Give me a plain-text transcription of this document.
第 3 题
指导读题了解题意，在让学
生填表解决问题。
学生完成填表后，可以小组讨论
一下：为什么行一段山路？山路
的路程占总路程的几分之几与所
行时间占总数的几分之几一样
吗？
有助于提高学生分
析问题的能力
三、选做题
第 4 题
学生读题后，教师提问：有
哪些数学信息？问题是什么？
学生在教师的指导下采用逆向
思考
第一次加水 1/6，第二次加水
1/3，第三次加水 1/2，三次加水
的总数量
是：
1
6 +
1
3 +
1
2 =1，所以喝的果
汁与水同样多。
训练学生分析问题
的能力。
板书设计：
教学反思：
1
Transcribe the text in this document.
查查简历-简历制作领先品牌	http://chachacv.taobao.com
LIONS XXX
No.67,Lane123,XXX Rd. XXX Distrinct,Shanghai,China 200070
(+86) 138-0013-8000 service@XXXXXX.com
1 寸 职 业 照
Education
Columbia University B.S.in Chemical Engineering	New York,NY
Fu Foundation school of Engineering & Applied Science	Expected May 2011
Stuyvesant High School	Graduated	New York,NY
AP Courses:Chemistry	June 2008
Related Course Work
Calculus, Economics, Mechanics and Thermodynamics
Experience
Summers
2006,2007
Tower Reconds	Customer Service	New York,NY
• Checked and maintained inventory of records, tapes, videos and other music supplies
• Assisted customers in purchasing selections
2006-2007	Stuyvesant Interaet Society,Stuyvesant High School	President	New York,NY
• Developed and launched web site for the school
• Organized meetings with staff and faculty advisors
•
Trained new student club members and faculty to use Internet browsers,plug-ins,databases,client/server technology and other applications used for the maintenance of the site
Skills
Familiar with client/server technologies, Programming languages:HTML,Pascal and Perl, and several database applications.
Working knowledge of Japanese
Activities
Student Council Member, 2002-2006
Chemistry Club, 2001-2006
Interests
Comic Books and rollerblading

****

### EXERCISE GOAL
Repeat the preceding lines exactly, please, every one of them.

### RESPONSE
Give me a plain-text transcription of this document.
第 3 题
指导读题了解题意，在让学
生填表解决问题。
学生完成填表后，可以小组讨论
一下：为什么行一段山路？山路
的路程占总路程的几分之几与所
行时间占总数的几分之几一样
吗？
有助于提高学生分
析问题的能力
三、选做题
第 4 题
学生读题后，教师提问：有
哪些数学信息？问题是什么？
学生在教师的指导下采用逆向
思考
第一次加水 1/6，第二次加水
1/3，第三次加水 1/2，三次加水
的总数量
是：
1
6 +
1
3 +
1
2 =1，所以喝的果
汁与水同样多。
训练学生分析问题
的能力。
板书设计：
教学反思：
1
Transcribe the text in this document.
查查简历-简历制作领先品牌	http://chachacv.taobao.com
LIONS XXX
No.67,Lane123,XXX Rd. XXX Distrinct,Shanghai,China 200070
(+86) 138-0013-8000 service@XXXXXX.com
1 寸 职 业 照
Education
Columbia University B.S.in Chemical Engineering	New York,NY
Fu Foundation school of Engineering & Applied Science	Expected May 2011
Stuyvesant High School	Graduated	New York,NY
AP Courses:Chemistry	June 2008
Related Course Work
Calculus, Economics, Mechanics and Thermodynamics
Experience
Summers
2006,2007
Tower Reconds	Customer Service	New York,NY
• Checked and maintained inventory of records, tapes, videos and other music supplies
• Assisted customers in purchasing selections
2006-2007	Stuyvesant Interaet Society,Stuyvesant High School	President	New York,NY
• Developed and launched web site for the school
• Organized meetings with staff and faculty advisors
•
Trained new student club members and faculty to use Internet browsers,plug-ins,databases,client/server technology and other applications used for the maintenance of the site
Skills
Familiar with client/server technologies, Programming languages:HTML,Pascal and Perl, and several database applications.
Working knowledge of Japanese
Activities
Student Council Member, 2002-2006
Chemistry Club, 2001-2006
Interests
Comic Books and rollerblading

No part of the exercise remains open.